Data extracted from a collection:

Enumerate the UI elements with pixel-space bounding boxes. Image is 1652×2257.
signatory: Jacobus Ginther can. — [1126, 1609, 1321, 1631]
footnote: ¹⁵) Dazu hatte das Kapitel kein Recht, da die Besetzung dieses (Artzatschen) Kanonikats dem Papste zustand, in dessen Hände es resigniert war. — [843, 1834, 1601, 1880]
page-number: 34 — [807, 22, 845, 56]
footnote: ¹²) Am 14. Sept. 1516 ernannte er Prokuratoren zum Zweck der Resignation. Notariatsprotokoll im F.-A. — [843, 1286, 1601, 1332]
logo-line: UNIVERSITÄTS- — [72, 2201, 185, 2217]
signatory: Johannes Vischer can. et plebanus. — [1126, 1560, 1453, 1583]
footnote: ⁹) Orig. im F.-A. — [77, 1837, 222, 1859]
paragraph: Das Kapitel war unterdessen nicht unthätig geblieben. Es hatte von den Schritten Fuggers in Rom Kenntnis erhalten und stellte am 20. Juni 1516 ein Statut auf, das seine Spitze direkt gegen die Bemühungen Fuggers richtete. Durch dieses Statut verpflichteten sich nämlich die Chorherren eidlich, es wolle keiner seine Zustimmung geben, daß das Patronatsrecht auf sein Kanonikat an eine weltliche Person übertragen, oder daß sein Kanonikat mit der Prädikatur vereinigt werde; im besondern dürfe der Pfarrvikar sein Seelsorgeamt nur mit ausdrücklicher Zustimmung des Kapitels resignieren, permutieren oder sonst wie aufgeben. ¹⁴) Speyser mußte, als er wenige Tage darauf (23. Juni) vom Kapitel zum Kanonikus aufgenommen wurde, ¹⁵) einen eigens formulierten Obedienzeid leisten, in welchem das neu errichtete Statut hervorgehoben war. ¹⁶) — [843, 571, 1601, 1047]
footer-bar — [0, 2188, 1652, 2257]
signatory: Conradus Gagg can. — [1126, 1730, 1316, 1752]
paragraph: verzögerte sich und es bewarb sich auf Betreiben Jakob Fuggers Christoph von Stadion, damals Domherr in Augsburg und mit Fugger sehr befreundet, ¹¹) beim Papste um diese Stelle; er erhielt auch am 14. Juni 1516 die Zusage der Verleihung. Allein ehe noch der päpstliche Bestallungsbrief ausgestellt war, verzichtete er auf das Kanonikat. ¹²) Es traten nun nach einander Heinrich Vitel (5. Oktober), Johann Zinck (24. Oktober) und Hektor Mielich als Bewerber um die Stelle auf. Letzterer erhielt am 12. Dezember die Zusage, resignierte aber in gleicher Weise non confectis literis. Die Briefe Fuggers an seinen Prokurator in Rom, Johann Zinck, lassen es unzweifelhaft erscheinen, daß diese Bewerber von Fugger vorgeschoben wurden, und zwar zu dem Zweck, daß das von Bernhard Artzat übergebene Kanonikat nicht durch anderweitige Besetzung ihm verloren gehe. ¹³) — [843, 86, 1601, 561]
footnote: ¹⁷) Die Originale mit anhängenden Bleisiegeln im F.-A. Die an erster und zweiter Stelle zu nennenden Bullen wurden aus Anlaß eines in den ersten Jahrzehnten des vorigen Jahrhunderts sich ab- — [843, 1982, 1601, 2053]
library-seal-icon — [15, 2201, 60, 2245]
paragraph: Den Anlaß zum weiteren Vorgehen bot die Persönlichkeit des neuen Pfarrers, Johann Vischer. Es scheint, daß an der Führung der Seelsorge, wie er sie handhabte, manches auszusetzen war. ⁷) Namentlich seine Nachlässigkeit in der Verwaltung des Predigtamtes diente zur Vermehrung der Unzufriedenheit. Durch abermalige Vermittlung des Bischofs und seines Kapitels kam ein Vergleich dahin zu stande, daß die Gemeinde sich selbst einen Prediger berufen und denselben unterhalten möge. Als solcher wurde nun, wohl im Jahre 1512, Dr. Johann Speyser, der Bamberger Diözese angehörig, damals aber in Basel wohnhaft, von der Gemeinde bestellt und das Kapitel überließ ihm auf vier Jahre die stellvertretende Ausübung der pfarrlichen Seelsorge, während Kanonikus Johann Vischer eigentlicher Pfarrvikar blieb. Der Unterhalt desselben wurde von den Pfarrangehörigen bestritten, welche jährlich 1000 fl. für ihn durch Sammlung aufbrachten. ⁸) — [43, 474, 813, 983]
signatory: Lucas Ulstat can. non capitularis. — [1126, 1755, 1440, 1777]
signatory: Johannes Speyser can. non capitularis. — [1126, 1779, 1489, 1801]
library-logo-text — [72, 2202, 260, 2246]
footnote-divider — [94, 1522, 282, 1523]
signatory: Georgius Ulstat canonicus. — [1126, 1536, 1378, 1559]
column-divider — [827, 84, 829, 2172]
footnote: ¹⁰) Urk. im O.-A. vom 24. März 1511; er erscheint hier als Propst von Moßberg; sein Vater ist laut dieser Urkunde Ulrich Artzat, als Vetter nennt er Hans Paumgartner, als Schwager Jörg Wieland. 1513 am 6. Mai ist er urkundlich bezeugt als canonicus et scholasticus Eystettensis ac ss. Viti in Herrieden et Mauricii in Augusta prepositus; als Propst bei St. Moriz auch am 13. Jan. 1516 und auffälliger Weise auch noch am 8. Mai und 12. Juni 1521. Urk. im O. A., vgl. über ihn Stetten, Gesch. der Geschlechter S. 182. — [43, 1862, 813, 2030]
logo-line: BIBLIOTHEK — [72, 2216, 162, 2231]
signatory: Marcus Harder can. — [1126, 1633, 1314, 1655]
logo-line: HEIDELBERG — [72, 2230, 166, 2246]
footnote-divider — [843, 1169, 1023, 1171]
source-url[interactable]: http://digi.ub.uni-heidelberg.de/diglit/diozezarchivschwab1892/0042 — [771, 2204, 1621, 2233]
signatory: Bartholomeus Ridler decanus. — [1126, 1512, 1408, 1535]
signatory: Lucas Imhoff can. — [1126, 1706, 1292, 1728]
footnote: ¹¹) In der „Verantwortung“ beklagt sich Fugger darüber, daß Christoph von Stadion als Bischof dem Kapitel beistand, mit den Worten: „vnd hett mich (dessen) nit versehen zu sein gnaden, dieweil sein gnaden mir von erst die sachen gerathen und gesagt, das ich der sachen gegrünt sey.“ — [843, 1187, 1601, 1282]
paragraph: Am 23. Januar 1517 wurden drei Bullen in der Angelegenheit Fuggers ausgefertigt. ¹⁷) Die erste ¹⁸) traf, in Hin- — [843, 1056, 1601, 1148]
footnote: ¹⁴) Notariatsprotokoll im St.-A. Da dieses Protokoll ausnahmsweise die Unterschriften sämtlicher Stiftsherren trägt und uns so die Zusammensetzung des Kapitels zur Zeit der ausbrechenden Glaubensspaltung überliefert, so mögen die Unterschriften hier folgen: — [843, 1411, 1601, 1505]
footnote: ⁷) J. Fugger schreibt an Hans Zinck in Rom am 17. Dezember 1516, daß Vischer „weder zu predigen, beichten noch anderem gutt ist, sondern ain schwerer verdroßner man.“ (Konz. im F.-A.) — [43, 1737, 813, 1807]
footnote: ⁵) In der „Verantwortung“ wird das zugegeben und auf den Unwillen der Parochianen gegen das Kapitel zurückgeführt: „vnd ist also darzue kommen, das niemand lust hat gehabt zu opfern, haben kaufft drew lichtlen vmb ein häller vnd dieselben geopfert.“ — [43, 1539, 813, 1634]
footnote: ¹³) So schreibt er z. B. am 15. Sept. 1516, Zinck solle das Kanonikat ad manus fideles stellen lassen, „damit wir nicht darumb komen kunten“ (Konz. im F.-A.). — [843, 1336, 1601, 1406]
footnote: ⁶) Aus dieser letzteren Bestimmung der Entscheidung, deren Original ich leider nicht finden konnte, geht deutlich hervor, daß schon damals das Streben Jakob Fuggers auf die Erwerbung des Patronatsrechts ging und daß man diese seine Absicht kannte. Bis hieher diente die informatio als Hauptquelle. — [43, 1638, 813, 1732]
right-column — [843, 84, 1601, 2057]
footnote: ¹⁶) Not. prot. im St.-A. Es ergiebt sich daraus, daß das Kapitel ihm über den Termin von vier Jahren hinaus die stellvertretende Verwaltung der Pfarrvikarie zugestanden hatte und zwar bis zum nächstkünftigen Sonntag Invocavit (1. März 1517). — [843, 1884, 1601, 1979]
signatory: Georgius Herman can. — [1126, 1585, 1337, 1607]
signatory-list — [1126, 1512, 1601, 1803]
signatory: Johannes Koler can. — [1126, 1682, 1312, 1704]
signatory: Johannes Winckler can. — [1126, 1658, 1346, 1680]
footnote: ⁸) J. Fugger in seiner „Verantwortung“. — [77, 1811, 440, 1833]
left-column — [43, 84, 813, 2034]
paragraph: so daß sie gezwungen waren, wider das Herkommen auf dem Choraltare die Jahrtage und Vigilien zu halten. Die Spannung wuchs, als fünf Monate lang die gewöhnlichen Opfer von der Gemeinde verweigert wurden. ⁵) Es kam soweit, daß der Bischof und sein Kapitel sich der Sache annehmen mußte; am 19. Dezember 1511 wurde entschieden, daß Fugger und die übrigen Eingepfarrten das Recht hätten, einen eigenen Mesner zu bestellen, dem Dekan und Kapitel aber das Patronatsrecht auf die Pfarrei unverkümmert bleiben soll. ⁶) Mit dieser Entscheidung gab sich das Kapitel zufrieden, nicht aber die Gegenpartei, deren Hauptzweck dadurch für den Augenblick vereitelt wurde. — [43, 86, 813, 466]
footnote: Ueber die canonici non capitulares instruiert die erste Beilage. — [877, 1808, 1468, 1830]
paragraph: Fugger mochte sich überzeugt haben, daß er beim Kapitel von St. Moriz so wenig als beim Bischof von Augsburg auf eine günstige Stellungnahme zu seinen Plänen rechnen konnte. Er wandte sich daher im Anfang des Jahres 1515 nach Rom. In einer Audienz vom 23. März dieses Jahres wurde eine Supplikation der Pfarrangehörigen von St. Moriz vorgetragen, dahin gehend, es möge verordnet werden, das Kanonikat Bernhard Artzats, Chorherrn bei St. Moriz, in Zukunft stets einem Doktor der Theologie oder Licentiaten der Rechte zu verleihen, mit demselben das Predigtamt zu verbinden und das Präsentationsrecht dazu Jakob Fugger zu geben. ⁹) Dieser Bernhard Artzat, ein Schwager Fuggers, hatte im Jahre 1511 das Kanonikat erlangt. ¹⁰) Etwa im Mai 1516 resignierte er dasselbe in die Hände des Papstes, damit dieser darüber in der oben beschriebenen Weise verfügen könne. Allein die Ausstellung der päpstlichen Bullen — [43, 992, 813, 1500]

**What the task asks:**
Lines holding the word "schreibt" are the answer; copy every one from the records above.

**Exercise result:**
footnote: ⁷) J. Fugger schreibt an Hans Zinck in Rom am 17. Dezember 1516, daß Vischer „weder zu predigen, beichten noch anderem gutt ist, sondern ain schwerer verdroßner man.“ (Konz. im F.-A.) — [43, 1737, 813, 1807]
footnote: ¹³) So schreibt er z. B. am 15. Sept. 1516, Zinck solle das Kanonikat ad manus fideles stellen lassen, „damit wir nicht darumb komen kunten“ (Konz. im F.-A.). — [843, 1336, 1601, 1406]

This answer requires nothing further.